━━━━━ Task input
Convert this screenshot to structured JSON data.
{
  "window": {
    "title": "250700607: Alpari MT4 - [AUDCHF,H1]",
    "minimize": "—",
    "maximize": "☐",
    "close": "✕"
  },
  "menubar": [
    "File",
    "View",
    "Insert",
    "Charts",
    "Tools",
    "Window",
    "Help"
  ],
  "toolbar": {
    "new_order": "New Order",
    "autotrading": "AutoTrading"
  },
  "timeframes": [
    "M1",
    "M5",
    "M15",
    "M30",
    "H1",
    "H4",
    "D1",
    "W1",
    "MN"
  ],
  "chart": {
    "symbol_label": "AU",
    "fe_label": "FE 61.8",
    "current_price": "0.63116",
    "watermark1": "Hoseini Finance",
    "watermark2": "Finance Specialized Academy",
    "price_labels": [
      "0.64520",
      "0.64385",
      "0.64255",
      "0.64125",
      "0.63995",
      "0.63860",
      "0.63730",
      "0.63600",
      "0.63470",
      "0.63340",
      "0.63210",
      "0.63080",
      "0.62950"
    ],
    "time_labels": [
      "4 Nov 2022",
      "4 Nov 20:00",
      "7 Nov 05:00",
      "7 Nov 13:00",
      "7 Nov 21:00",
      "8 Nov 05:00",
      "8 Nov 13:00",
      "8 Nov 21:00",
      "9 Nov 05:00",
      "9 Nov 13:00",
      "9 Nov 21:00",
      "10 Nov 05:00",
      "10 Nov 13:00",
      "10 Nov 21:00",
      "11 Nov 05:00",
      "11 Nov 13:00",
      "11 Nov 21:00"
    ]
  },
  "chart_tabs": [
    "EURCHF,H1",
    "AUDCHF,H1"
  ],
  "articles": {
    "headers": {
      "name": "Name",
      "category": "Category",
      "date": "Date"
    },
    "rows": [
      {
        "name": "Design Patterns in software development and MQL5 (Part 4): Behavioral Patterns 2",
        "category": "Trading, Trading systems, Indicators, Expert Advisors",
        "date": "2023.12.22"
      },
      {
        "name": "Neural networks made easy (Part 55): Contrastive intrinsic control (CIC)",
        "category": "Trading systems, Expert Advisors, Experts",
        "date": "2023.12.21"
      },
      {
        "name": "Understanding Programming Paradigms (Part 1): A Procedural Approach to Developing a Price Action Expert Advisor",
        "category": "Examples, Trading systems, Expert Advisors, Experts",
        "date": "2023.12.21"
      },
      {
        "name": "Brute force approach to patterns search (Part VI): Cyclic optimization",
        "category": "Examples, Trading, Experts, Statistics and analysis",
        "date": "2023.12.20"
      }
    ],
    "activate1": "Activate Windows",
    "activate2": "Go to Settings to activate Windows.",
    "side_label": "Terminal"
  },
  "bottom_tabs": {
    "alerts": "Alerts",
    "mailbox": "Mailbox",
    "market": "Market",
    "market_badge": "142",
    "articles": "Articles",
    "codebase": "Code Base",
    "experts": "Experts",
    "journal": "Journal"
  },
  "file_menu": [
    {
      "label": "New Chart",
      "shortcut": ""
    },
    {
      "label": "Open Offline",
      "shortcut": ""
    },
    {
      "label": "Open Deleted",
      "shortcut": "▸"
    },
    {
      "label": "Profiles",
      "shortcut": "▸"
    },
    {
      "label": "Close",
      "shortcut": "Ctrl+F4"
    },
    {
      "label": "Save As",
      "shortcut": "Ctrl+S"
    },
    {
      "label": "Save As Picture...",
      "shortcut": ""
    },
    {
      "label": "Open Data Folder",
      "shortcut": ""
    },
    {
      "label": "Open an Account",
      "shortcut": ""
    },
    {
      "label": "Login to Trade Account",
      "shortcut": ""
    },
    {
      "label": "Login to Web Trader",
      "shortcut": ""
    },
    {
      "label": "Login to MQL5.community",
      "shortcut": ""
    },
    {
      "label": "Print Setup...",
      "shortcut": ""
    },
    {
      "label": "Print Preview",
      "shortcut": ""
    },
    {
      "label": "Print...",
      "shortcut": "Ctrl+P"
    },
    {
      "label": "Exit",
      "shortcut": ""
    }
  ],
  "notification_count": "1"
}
━━━━━━━━━━
▶ Objective
Take the material above and return all of it exactly.

▶ Answer in full
Convert this screenshot to structured JSON data.
{
  "window": {
    "title": "250700607: Alpari MT4 - [AUDCHF,H1]",
    "minimize": "—",
    "maximize": "☐",
    "close": "✕"
  },
  "menubar": [
    "File",
    "View",
    "Insert",
    "Charts",
    "Tools",
    "Window",
    "Help"
  ],
  "toolbar": {
    "new_order": "New Order",
    "autotrading": "AutoTrading"
  },
  "timeframes": [
    "M1",
    "M5",
    "M15",
    "M30",
    "H1",
    "H4",
    "D1",
    "W1",
    "MN"
  ],
  "chart": {
    "symbol_label": "AU",
    "fe_label": "FE 61.8",
    "current_price": "0.63116",
    "watermark1": "Hoseini Finance",
    "watermark2": "Finance Specialized Academy",
    "price_labels": [
      "0.64520",
      "0.64385",
      "0.64255",
      "0.64125",
      "0.63995",
      "0.63860",
      "0.63730",
      "0.63600",
      "0.63470",
      "0.63340",
      "0.63210",
      "0.63080",
      "0.62950"
    ],
    "time_labels": [
      "4 Nov 2022",
      "4 Nov 20:00",
      "7 Nov 05:00",
      "7 Nov 13:00",
      "7 Nov 21:00",
      "8 Nov 05:00",
      "8 Nov 13:00",
      "8 Nov 21:00",
      "9 Nov 05:00",
      "9 Nov 13:00",
      "9 Nov 21:00",
      "10 Nov 05:00",
      "10 Nov 13:00",
      "10 Nov 21:00",
      "11 Nov 05:00",
      "11 Nov 13:00",
      "11 Nov 21:00"
    ]
  },
  "chart_tabs": [
    "EURCHF,H1",
    "AUDCHF,H1"
  ],
  "articles": {
    "headers": {
      "name": "Name",
      "category": "Category",
      "date": "Date"
    },
    "rows": [
      {
        "name": "Design Patterns in software development and MQL5 (Part 4): Behavioral Patterns 2",
        "category": "Trading, Trading systems, Indicators, Expert Advisors",
        "date": "2023.12.22"
      },
      {
        "name": "Neural networks made easy (Part 55): Contrastive intrinsic control (CIC)",
        "category": "Trading systems, Expert Advisors, Experts",
        "date": "2023.12.21"
      },
      {
        "name": "Understanding Programming Paradigms (Part 1): A Procedural Approach to Developing a Price Action Expert Advisor",
        "category": "Examples, Trading systems, Expert Advisors, Experts",
        "date": "2023.12.21"
      },
      {
        "name": "Brute force approach to patterns search (Part VI): Cyclic optimization",
        "category": "Examples, Trading, Experts, Statistics and analysis",
        "date": "2023.12.20"
      }
    ],
    "activate1": "Activate Windows",
    "activate2": "Go to Settings to activate Windows.",
    "side_label": "Terminal"
  },
  "bottom_tabs": {
    "alerts": "Alerts",
    "mailbox": "Mailbox",
    "market": "Market",
    "market_badge": "142",
    "articles": "Articles",
    "codebase": "Code Base",
    "experts": "Experts",
    "journal": "Journal"
  },
  "file_menu": [
    {
      "label": "New Chart",
      "shortcut": ""
    },
    {
      "label": "Open Offline",
      "shortcut": ""
    },
    {
      "label": "Open Deleted",
      "shortcut": "▸"
    },
    {
      "label": "Profiles",
      "shortcut": "▸"
    },
    {
      "label": "Close",
      "shortcut": "Ctrl+F4"
    },
    {
      "label": "Save As",
      "shortcut": "Ctrl+S"
    },
    {
      "label": "Save As Picture...",
      "shortcut": ""
    },
    {
      "label": "Open Data Folder",
      "shortcut": ""
    },
    {
      "label": "Open an Account",
      "shortcut": ""
    },
    {
      "label": "Login to Trade Account",
      "shortcut": ""
    },
    {
      "label": "Login to Web Trader",
      "shortcut": ""
    },
    {
      "label": "Login to MQL5.community",
      "shortcut": ""
    },
    {
      "label": "Print Setup...",
      "shortcut": ""
    },
    {
      "label": "Print Preview",
      "shortcut": ""
    },
    {
      "label": "Print...",
      "shortcut": "Ctrl+P"
    },
    {
      "label": "Exit",
      "shortcut": ""
    }
  ],
  "notification_count": "1"
}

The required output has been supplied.